§ **JOB**: Each entry must appear again exactly as it does in the source.

== ENTRIES PROVIDED

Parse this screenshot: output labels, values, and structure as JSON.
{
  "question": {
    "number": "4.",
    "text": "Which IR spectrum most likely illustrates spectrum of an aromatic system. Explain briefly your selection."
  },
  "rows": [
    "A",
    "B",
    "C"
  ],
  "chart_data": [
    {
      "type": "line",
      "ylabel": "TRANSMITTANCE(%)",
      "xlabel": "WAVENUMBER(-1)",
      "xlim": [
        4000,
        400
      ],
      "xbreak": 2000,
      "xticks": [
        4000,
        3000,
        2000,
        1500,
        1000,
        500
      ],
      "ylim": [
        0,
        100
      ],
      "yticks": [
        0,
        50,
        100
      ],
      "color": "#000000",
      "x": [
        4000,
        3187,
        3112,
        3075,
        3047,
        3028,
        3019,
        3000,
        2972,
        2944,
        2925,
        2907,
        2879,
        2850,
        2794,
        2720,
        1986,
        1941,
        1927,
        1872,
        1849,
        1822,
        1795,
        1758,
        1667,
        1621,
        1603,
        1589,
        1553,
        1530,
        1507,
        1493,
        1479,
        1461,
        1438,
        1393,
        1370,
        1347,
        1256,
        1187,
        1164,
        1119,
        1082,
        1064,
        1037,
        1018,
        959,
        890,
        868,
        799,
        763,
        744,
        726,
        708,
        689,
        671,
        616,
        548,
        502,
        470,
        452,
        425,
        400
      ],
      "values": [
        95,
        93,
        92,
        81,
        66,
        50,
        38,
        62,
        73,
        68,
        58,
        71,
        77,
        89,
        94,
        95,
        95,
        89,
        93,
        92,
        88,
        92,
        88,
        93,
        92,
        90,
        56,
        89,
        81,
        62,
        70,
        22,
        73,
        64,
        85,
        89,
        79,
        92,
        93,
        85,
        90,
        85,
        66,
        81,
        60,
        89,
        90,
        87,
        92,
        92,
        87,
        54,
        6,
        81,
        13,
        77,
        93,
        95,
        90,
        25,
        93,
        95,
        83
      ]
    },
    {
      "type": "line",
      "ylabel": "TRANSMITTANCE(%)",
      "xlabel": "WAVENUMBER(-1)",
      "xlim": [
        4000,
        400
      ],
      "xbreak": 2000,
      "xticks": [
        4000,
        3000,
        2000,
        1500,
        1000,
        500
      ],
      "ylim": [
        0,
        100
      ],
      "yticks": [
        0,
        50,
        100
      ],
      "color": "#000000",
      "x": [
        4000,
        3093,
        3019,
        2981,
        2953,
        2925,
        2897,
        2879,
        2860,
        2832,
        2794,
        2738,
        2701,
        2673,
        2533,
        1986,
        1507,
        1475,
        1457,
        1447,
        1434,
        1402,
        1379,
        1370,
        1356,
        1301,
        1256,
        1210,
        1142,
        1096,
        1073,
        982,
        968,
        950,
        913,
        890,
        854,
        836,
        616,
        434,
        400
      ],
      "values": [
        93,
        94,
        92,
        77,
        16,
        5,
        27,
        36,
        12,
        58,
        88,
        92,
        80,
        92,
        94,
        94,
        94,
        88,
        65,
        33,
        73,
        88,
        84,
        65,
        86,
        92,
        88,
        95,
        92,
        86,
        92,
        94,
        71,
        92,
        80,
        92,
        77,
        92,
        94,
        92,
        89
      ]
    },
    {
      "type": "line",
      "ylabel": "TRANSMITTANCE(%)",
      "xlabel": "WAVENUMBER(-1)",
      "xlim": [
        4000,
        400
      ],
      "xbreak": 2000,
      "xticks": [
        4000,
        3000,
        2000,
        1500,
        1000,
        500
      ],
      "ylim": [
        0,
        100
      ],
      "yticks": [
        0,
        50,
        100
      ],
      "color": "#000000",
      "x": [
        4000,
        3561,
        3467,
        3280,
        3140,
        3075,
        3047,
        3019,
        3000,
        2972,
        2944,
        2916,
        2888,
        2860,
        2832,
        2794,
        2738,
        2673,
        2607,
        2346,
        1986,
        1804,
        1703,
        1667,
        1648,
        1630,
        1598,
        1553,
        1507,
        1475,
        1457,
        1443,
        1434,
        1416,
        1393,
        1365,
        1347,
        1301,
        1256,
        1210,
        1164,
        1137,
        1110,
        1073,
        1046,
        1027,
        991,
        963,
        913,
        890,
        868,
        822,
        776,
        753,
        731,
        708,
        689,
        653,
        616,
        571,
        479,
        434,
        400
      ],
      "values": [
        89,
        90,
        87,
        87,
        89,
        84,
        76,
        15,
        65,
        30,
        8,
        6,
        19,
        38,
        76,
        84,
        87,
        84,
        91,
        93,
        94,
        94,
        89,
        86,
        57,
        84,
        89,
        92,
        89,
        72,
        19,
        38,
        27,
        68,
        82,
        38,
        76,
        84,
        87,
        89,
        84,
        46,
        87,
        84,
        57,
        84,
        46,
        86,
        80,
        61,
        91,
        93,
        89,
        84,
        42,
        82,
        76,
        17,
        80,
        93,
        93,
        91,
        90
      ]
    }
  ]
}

====

§ **ANSWER TO THE EXERCISE**:
Parse this screenshot: output labels, values, and structure as JSON.
{
  "question": {
    "number": "4.",
    "text": "Which IR spectrum most likely illustrates spectrum of an aromatic system. Explain briefly your selection."
  },
  "rows": [
    "A",
    "B",
    "C"
  ],
  "chart_data": [
    {
      "type": "line",
      "ylabel": "TRANSMITTANCE(%)",
      "xlabel": "WAVENUMBER(-1)",
      "xlim": [
        4000,
        400
      ],
      "xbreak": 2000,
      "xticks": [
        4000,
        3000,
        2000,
        1500,
        1000,
        500
      ],
      "ylim": [
        0,
        100
      ],
      "yticks": [
        0,
        50,
        100
      ],
      "color": "#000000",
      "x": [
        4000,
        3187,
        3112,
        3075,
        3047,
        3028,
        3019,
        3000,
        2972,
        2944,
        2925,
        2907,
        2879,
        2850,
        2794,
        2720,
        1986,
        1941,
        1927,
        1872,
        1849,
        1822,
        1795,
        1758,
        1667,
        1621,
        1603,
        1589,
        1553,
        1530,
        1507,
        1493,
        1479,
        1461,
        1438,
        1393,
        1370,
        1347,
        1256,
        1187,
        1164,
        1119,
        1082,
        1064,
        1037,
        1018,
        959,
        890,
        868,
        799,
        763,
        744,
        726,
        708,
        689,
        671,
        616,
        548,
        502,
        470,
        452,
        425,
        400
      ],
      "values": [
        95,
        93,
        92,
        81,
        66,
        50,
        38,
        62,
        73,
        68,
        58,
        71,
        77,
        89,
        94,
        95,
        95,
        89,
        93,
        92,
        88,
        92,
        88,
        93,
        92,
        90,
        56,
        89,
        81,
        62,
        70,
        22,
        73,
        64,
        85,
        89,
        79,
        92,
        93,
        85,
        90,
        85,
        66,
        81,
        60,
        89,
        90,
        87,
        92,
        92,
        87,
        54,
        6,
        81,
        13,
        77,
        93,
        95,
        90,
        25,
        93,
        95,
        83
      ]
    },
    {
      "type": "line",
      "ylabel": "TRANSMITTANCE(%)",
      "xlabel": "WAVENUMBER(-1)",
      "xlim": [
        4000,
        400
      ],
      "xbreak": 2000,
      "xticks": [
        4000,
        3000,
        2000,
        1500,
        1000,
        500
      ],
      "ylim": [
        0,
        100
      ],
      "yticks": [
        0,
        50,
        100
      ],
      "color": "#000000",
      "x": [
        4000,
        3093,
        3019,
        2981,
        2953,
        2925,
        2897,
        2879,
        2860,
        2832,
        2794,
        2738,
        2701,
        2673,
        2533,
        1986,
        1507,
        1475,
        1457,
        1447,
        1434,
        1402,
        1379,
        1370,
        1356,
        1301,
        1256,
        1210,
        1142,
        1096,
        1073,
        982,
        968,
        950,
        913,
        890,
        854,
        836,
        616,
        434,
        400
      ],
      "values": [
        93,
        94,
        92,
        77,
        16,
        5,
        27,
        36,
        12,
        58,
        88,
        92,
        80,
        92,
        94,
        94,
        94,
        88,
        65,
        33,
        73,
        88,
        84,
        65,
        86,
        92,
        88,
        95,
        92,
        86,
        92,
        94,
        71,
        92,
        80,
        92,
        77,
        92,
        94,
        92,
        89
      ]
    },
    {
      "type": "line",
      "ylabel": "TRANSMITTANCE(%)",
      "xlabel": "WAVENUMBER(-1)",
      "xlim": [
        4000,
        400
      ],
      "xbreak": 2000,
      "xticks": [
        4000,
        3000,
        2000,
        1500,
        1000,
        500
      ],
      "ylim": [
        0,
        100
      ],
      "yticks": [
        0,
        50,
        100
      ],
      "color": "#000000",
      "x": [
        4000,
        3561,
        3467,
        3280,
        3140,
        3075,
        3047,
        3019,
        3000,
        2972,
        2944,
        2916,
        2888,
        2860,
        2832,
        2794,
        2738,
        2673,
        2607,
        2346,
        1986,
        1804,
        1703,
        1667,
        1648,
        1630,
        1598,
        1553,
        1507,
        1475,
        1457,
        1443,
        1434,
        1416,
        1393,
        1365,
        1347,
        1301,
        1256,
        1210,
        1164,
        1137,
        1110,
        1073,
        1046,
        1027,
        991,
        963,
        913,
        890,
        868,
        822,
        776,
        753,
        731,
        708,
        689,
        653,
        616,
        571,
        479,
        434,
        400
      ],
      "values": [
        89,
        90,
        87,
        87,
        89,
        84,
        76,
        15,
        65,
        30,
        8,
        6,
        19,
        38,
        76,
        84,
        87,
        84,
        91,
        93,
        94,
        94,
        89,
        86,
        57,
        84,
        89,
        92,
        89,
        72,
        19,
        38,
        27,
        68,
        82,
        38,
        76,
        84,
        87,
        89,
        84,
        46,
        87,
        84,
        57,
        84,
        46,
        86,
        80,
        61,
        91,
        93,
        89,
        84,
        42,
        82,
        76,
        17,
        80,
        93,
        93,
        91,
        90
      ]
    }
  ]
}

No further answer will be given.